- **Task objective**: Give every line from the entries that contains "into".

>> Start

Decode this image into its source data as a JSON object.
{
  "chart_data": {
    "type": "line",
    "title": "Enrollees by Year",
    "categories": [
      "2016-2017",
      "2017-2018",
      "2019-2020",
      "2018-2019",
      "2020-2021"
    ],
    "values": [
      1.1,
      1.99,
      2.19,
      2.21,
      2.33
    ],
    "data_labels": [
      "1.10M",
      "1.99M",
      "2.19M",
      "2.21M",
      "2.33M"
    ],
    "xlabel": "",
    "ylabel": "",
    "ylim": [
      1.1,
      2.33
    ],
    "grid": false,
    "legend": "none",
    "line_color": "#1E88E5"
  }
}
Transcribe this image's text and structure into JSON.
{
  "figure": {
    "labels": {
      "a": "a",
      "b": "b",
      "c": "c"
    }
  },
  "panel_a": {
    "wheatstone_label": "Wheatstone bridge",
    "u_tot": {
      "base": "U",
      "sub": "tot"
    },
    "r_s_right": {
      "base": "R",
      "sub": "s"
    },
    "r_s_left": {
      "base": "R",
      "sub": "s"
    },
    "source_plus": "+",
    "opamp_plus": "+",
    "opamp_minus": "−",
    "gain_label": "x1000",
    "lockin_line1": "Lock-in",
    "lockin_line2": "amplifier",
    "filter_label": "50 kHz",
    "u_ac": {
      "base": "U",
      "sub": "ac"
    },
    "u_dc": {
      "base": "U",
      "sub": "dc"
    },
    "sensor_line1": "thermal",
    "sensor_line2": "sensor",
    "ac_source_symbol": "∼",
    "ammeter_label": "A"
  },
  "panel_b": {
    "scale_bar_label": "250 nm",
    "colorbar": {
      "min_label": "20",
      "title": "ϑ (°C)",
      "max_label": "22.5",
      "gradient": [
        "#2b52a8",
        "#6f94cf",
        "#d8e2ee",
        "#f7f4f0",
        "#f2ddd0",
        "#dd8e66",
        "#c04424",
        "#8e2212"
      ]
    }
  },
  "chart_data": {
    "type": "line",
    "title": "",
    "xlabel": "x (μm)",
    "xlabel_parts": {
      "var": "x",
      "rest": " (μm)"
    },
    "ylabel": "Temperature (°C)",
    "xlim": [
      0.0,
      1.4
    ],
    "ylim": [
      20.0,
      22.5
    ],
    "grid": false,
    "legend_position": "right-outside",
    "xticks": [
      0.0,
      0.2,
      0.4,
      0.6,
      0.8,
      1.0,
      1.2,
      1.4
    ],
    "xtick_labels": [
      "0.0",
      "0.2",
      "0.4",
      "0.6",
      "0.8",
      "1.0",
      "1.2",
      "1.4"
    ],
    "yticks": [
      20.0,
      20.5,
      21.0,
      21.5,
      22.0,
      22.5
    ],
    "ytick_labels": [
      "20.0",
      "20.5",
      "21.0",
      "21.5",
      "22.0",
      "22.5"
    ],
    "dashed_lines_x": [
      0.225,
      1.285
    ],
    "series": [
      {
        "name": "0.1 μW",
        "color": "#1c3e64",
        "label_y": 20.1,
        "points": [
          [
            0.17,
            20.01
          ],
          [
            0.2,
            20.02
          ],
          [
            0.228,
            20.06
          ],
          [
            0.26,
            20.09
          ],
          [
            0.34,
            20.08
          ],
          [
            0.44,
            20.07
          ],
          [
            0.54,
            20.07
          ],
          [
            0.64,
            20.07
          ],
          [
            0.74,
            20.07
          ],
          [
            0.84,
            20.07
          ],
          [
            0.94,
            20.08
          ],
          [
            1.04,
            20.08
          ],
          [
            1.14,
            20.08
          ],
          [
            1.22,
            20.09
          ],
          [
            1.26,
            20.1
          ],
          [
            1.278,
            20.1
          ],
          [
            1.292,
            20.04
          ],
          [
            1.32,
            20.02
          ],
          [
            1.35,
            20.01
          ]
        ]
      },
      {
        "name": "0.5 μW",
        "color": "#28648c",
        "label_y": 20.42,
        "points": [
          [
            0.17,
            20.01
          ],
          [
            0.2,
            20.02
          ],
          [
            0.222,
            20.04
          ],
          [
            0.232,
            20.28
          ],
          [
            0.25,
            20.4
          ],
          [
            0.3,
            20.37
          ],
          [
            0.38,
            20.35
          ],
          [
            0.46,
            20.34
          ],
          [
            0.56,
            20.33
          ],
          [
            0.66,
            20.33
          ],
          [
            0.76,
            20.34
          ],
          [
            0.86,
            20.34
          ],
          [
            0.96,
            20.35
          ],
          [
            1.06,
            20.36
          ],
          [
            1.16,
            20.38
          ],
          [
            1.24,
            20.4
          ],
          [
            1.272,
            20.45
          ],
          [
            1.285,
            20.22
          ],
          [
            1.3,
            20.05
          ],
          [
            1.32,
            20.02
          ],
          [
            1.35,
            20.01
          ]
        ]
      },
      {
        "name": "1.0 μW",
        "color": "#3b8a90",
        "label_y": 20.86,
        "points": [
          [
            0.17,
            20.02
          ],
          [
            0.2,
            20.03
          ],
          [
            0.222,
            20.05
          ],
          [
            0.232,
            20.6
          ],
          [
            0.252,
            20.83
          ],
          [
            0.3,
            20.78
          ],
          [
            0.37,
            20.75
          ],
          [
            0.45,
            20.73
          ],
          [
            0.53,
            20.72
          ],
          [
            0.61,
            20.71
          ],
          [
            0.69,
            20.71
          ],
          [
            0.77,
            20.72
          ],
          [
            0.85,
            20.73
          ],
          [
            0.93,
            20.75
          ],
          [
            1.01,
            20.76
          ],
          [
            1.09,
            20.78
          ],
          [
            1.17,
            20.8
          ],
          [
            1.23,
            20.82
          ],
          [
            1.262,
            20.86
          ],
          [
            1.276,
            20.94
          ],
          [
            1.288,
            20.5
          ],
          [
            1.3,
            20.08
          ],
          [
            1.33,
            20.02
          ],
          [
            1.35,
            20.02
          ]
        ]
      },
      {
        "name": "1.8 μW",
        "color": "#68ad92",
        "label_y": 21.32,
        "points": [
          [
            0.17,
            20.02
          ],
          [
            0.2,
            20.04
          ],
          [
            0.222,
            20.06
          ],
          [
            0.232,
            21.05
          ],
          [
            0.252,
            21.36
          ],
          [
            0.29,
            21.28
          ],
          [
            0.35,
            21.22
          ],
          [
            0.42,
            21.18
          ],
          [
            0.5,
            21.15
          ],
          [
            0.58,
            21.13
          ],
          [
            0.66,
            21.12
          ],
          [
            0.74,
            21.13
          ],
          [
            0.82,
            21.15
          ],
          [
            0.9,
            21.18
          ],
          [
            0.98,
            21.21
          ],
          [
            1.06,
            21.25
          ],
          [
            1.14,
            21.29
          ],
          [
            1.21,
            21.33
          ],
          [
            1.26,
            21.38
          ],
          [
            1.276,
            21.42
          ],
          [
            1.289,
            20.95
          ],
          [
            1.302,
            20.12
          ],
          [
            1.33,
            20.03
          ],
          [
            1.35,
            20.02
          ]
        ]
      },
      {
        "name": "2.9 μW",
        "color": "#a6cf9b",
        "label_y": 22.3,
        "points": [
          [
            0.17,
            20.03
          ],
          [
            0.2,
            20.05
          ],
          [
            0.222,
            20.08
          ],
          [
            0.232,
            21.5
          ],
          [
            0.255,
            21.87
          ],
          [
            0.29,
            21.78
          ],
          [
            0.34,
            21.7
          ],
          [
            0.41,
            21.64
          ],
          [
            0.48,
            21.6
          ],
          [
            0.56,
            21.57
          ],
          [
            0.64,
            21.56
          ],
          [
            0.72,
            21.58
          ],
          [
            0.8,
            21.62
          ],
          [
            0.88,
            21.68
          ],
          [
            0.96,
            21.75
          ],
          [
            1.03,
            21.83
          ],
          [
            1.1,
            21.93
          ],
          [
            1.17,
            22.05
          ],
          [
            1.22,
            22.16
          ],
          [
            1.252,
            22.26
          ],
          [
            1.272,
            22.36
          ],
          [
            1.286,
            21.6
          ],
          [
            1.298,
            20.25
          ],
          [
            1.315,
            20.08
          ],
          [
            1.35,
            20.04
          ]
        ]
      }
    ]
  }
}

>> End

- **Expected output**:
Decode this image into its source data as a JSON object.
Transcribe this image's text and structure into JSON.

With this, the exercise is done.